Records from a data source

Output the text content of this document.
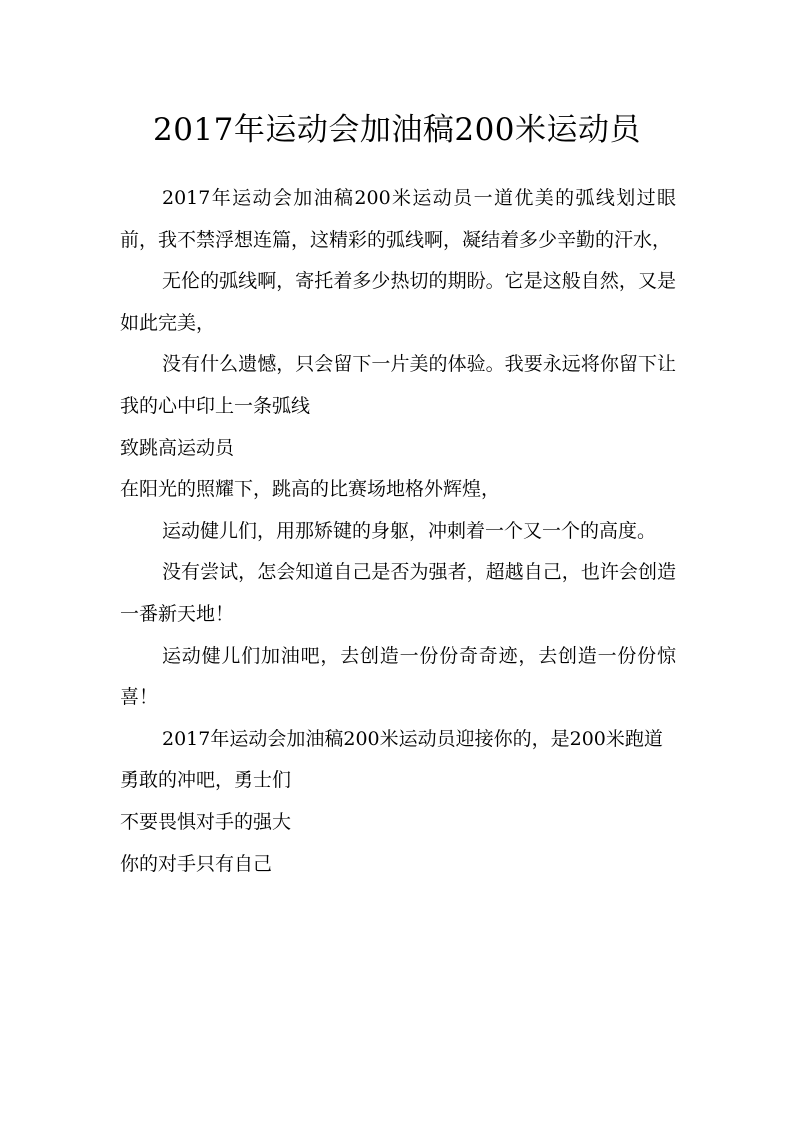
2017年运动会加油稿200米运动员

2017年运动会加油稿200米运动员一道优美的弧线划过眼前，我不禁浮想连篇，这精彩的弧线啊，凝结着多少辛勤的汗水，

无伦的弧线啊，寄托着多少热切的期盼。它是这般自然，又是如此完美，

没有什么遗憾，只会留下一片美的体验。我要永远将你留下让我的心中印上一条弧线

致跳高运动员

在阳光的照耀下，跳高的比赛场地格外辉煌，

运动健儿们，用那矫键的身躯，冲刺着一个又一个的高度。

没有尝试，怎会知道自己是否为强者，超越自己，也许会创造一番新天地！

运动健儿们加油吧，去创造一份份奇奇迹，去创造一份份惊喜！

2017年运动会加油稿200米运动员迎接你的，是200米跑道

勇敢的冲吧，勇士们

不要畏惧对手的强大

你的对手只有自己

Direction: Pictures in the records above should not be copied. Repeat everything else exactly.

Task answer:
Output the text content of this document.
2017年运动会加油稿200米运动员

2017年运动会加油稿200米运动员一道优美的弧线划过眼前，我不禁浮想连篇，这精彩的弧线啊，凝结着多少辛勤的汗水，

无伦的弧线啊，寄托着多少热切的期盼。它是这般自然，又是如此完美，

没有什么遗憾，只会留下一片美的体验。我要永远将你留下让我的心中印上一条弧线

致跳高运动员

在阳光的照耀下，跳高的比赛场地格外辉煌，

运动健儿们，用那矫键的身躯，冲刺着一个又一个的高度。

没有尝试，怎会知道自己是否为强者，超越自己，也许会创造一番新天地！

运动健儿们加油吧，去创造一份份奇奇迹，去创造一份份惊喜！

2017年运动会加油稿200米运动员迎接你的，是200米跑道

勇敢的冲吧，勇士们

不要畏惧对手的强大

你的对手只有自己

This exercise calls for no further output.